>> begin Task inputs
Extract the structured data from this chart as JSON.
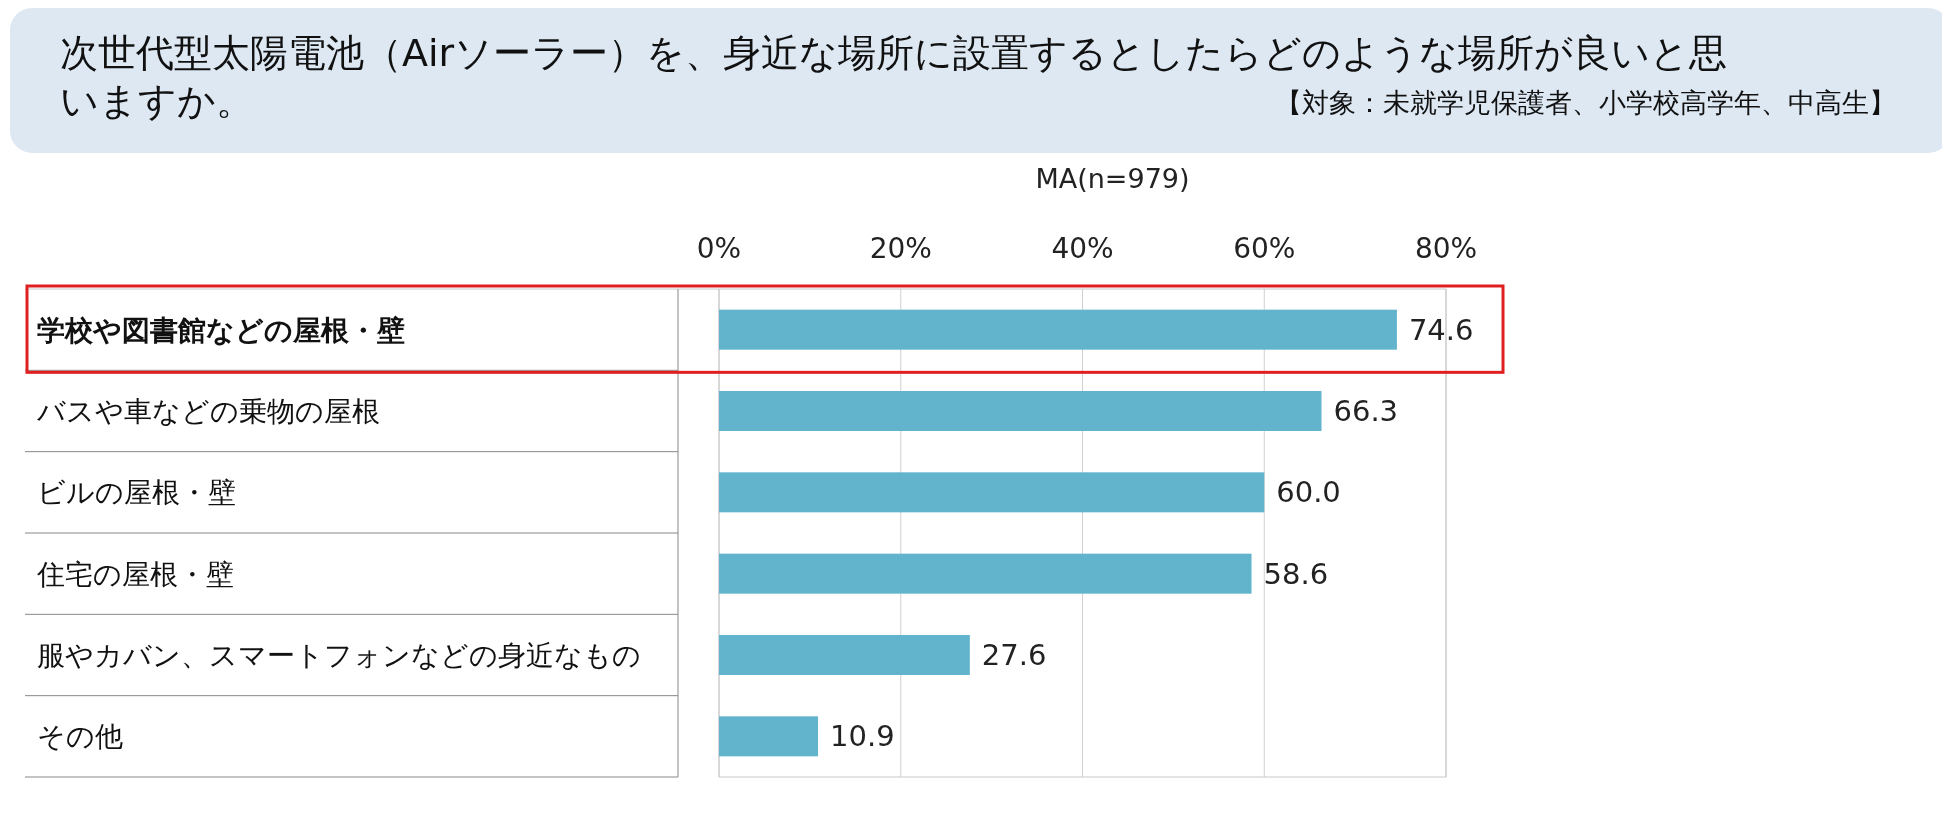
{
  "chart_data": {
    "type": "bar",
    "orientation": "horizontal",
    "title": "次世代型太陽電池（Airソーラー）を、身近な場所に設置するとしたらどのような場所が良いと思いますか。",
    "subtitle": "【対象：未就学児保護者、小学校高学年、中高生】",
    "annotations": [
      "MA(n=979)"
    ],
    "categories": [
      "学校や図書館などの屋根・壁",
      "バスや車などの乗物の屋根",
      "ビルの屋根・壁",
      "住宅の屋根・壁",
      "服やカバン、スマートフォンなどの身近なもの",
      "その他"
    ],
    "values": [
      74.6,
      66.3,
      60.0,
      58.6,
      27.6,
      10.9
    ],
    "value_labels": [
      "74.6",
      "66.3",
      "60.0",
      "58.6",
      "27.6",
      "10.9"
    ],
    "color": "#62b4cc",
    "xlim": [
      0,
      80
    ],
    "xticks": [
      {
        "value": 0,
        "label": "0%"
      },
      {
        "value": 20,
        "label": "20%"
      },
      {
        "value": 40,
        "label": "40%"
      },
      {
        "value": 60,
        "label": "60%"
      },
      {
        "value": 80,
        "label": "80%"
      }
    ],
    "grid": "x"
  }
}
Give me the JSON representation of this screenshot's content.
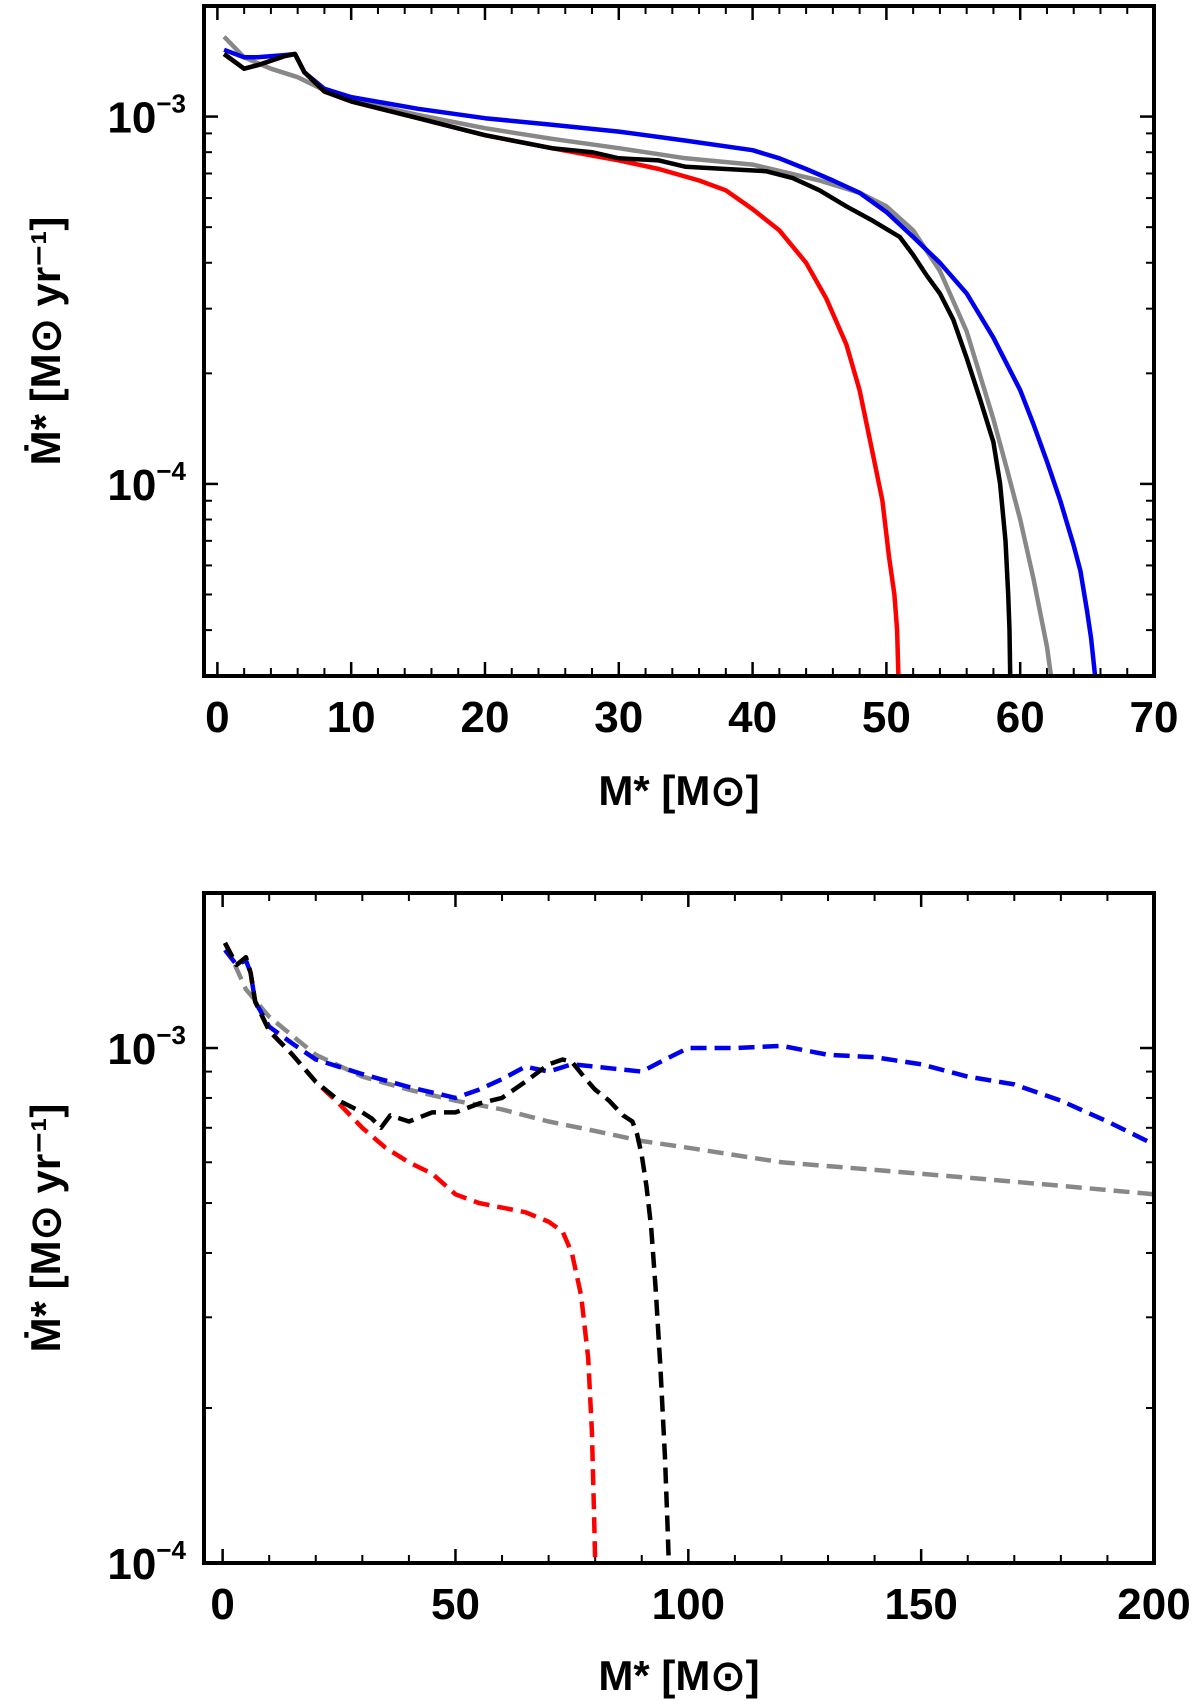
{
  "chart_data": [
    {
      "type": "line",
      "xlabel": "M* [M⊙]",
      "ylabel": "Ṁ* [M⊙ yr⁻¹]",
      "xlim": [
        -1,
        70
      ],
      "ylim": [
        3e-05,
        0.002
      ],
      "yscale": "log",
      "xticks": [
        0,
        10,
        20,
        30,
        40,
        50,
        60,
        70
      ],
      "xtick_labels": [
        "0",
        "10",
        "20",
        "30",
        "40",
        "50",
        "60",
        "70"
      ],
      "yticks": [
        0.0001,
        0.001
      ],
      "ytick_labels": [
        {
          "base": "10",
          "exp": "−4"
        },
        {
          "base": "10",
          "exp": "−3"
        }
      ],
      "series": [
        {
          "color": "#888888",
          "dash": false,
          "x": [
            0.5,
            2,
            4,
            6,
            8,
            10,
            15,
            20,
            25,
            30,
            35,
            40,
            45,
            48,
            50,
            52,
            54,
            56,
            58,
            59,
            60,
            61,
            62,
            62.3
          ],
          "y": [
            0.00165,
            0.00145,
            0.00135,
            0.00128,
            0.00118,
            0.00111,
            0.00101,
            0.00093,
            0.00087,
            0.00082,
            0.00077,
            0.00074,
            0.00067,
            0.00062,
            0.00057,
            0.00049,
            0.00038,
            0.00026,
            0.00015,
            0.00011,
            8e-05,
            5.5e-05,
            3.6e-05,
            3e-05
          ]
        },
        {
          "color": "#0000ee",
          "dash": false,
          "x": [
            0.5,
            2,
            3,
            5,
            5.8,
            6.5,
            8,
            10,
            15,
            20,
            25,
            30,
            35,
            40,
            42,
            44,
            46,
            48,
            50,
            52,
            54,
            56,
            58,
            60,
            61,
            62,
            63,
            64,
            64.5,
            65,
            65.3,
            65.6
          ],
          "y": [
            0.00152,
            0.00145,
            0.00145,
            0.00147,
            0.00148,
            0.00132,
            0.00119,
            0.00113,
            0.00105,
            0.00099,
            0.00095,
            0.00091,
            0.00086,
            0.00081,
            0.00077,
            0.00072,
            0.00067,
            0.00062,
            0.00055,
            0.00047,
            0.0004,
            0.00033,
            0.00025,
            0.00018,
            0.000145,
            0.000115,
            9e-05,
            6.8e-05,
            5.8e-05,
            4.5e-05,
            3.8e-05,
            3e-05
          ]
        },
        {
          "color": "#ff0000",
          "dash": false,
          "x": [
            0.5,
            2,
            3,
            5,
            5.8,
            6.5,
            8,
            10,
            15,
            20,
            25,
            30,
            33,
            36,
            38,
            40,
            42,
            44,
            45.5,
            47,
            48,
            49,
            49.7,
            50.2,
            50.6,
            50.8,
            50.9
          ],
          "y": [
            0.00148,
            0.00135,
            0.00138,
            0.00146,
            0.00148,
            0.00132,
            0.00117,
            0.0011,
            0.00099,
            0.00089,
            0.00082,
            0.00076,
            0.00072,
            0.00067,
            0.00063,
            0.00056,
            0.00049,
            0.0004,
            0.00032,
            0.00024,
            0.00018,
            0.00012,
            9e-05,
            6.3e-05,
            5e-05,
            4e-05,
            3e-05
          ]
        },
        {
          "color": "#000000",
          "dash": false,
          "x": [
            0.5,
            2,
            3,
            5,
            5.8,
            6.5,
            8,
            10,
            15,
            20,
            25,
            28,
            30,
            33,
            35,
            38,
            41,
            43,
            45,
            47,
            49,
            51,
            52,
            53,
            54,
            55,
            56,
            57,
            58,
            58.5,
            58.9,
            59.1,
            59.2,
            59.25
          ],
          "y": [
            0.00148,
            0.00135,
            0.00138,
            0.00146,
            0.00148,
            0.00132,
            0.00117,
            0.0011,
            0.00099,
            0.00089,
            0.00082,
            0.0008,
            0.00077,
            0.00076,
            0.00073,
            0.00072,
            0.00071,
            0.00068,
            0.00063,
            0.00057,
            0.00052,
            0.00047,
            0.00042,
            0.00037,
            0.00033,
            0.00028,
            0.00022,
            0.00017,
            0.00013,
            0.0001,
            7e-05,
            5e-05,
            4e-05,
            3e-05
          ]
        }
      ]
    },
    {
      "type": "line",
      "xlabel": "M* [M⊙]",
      "ylabel": "Ṁ* [M⊙ yr⁻¹]",
      "xlim": [
        -4,
        200
      ],
      "ylim": [
        0.0001,
        0.002
      ],
      "yscale": "log",
      "xticks": [
        0,
        50,
        100,
        150,
        200
      ],
      "xtick_labels": [
        "0",
        "50",
        "100",
        "150",
        "200"
      ],
      "yticks": [
        0.0001,
        0.001
      ],
      "ytick_labels": [
        {
          "base": "10",
          "exp": "−4"
        },
        {
          "base": "10",
          "exp": "−3"
        }
      ],
      "series": [
        {
          "color": "#888888",
          "dash": true,
          "x": [
            0.5,
            5,
            10,
            20,
            30,
            40,
            50,
            60,
            70,
            80,
            90,
            100,
            120,
            140,
            160,
            180,
            200
          ],
          "y": [
            0.0016,
            0.0013,
            0.00115,
            0.00097,
            0.00088,
            0.00083,
            0.00079,
            0.00076,
            0.00072,
            0.00069,
            0.00066,
            0.00064,
            0.0006,
            0.00058,
            0.00056,
            0.00054,
            0.00052
          ]
        },
        {
          "color": "#0000ee",
          "dash": true,
          "x": [
            0.5,
            3,
            5,
            6,
            7,
            10,
            15,
            20,
            30,
            40,
            50,
            55,
            60,
            65,
            70,
            75,
            80,
            90,
            95,
            100,
            110,
            120,
            130,
            140,
            150,
            160,
            170,
            180,
            190,
            200
          ],
          "y": [
            0.00155,
            0.00145,
            0.00148,
            0.0014,
            0.00123,
            0.0011,
            0.00102,
            0.00095,
            0.00089,
            0.00084,
            0.0008,
            0.00083,
            0.00087,
            0.00092,
            0.0009,
            0.00093,
            0.00092,
            0.0009,
            0.00095,
            0.001,
            0.001,
            0.00101,
            0.00097,
            0.00096,
            0.00093,
            0.00088,
            0.00085,
            0.00079,
            0.00072,
            0.00065
          ]
        },
        {
          "color": "#ff0000",
          "dash": true,
          "x": [
            0.5,
            3,
            5,
            6,
            7,
            10,
            15,
            20,
            25,
            30,
            35,
            40,
            45,
            50,
            55,
            60,
            65,
            70,
            73,
            75,
            77,
            78.5,
            79.3,
            79.7,
            80
          ],
          "y": [
            0.0016,
            0.00145,
            0.0015,
            0.0014,
            0.00123,
            0.00108,
            0.00097,
            0.00086,
            0.00078,
            0.0007,
            0.00064,
            0.0006,
            0.00057,
            0.00052,
            0.0005,
            0.00049,
            0.00048,
            0.00046,
            0.00044,
            0.0004,
            0.00033,
            0.00025,
            0.00018,
            0.00013,
            0.0001
          ]
        },
        {
          "color": "#000000",
          "dash": true,
          "x": [
            0.5,
            3,
            5,
            6,
            7,
            10,
            15,
            20,
            25,
            30,
            32,
            34,
            36,
            40,
            45,
            50,
            55,
            60,
            65,
            70,
            73,
            75,
            78,
            80,
            83,
            86,
            88,
            89,
            90,
            91,
            92,
            93,
            94,
            95,
            95.5,
            95.8
          ],
          "y": [
            0.0016,
            0.00145,
            0.0015,
            0.0014,
            0.00123,
            0.00108,
            0.00097,
            0.00086,
            0.00079,
            0.00075,
            0.00073,
            0.0007,
            0.00074,
            0.00072,
            0.00075,
            0.00075,
            0.00078,
            0.0008,
            0.00086,
            0.00093,
            0.00095,
            0.00094,
            0.00087,
            0.00083,
            0.00079,
            0.00074,
            0.00072,
            0.00068,
            0.00062,
            0.00054,
            0.00045,
            0.00034,
            0.00024,
            0.00016,
            0.00012,
            0.0001
          ]
        }
      ]
    }
  ]
}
>> end Task inputs
What you are asked to do: Find the lines containing "this" and list every one of them.

Exercise output:
Extract the structured data from this chart as JSON.
Give me the JSON representation of this screenshot's content.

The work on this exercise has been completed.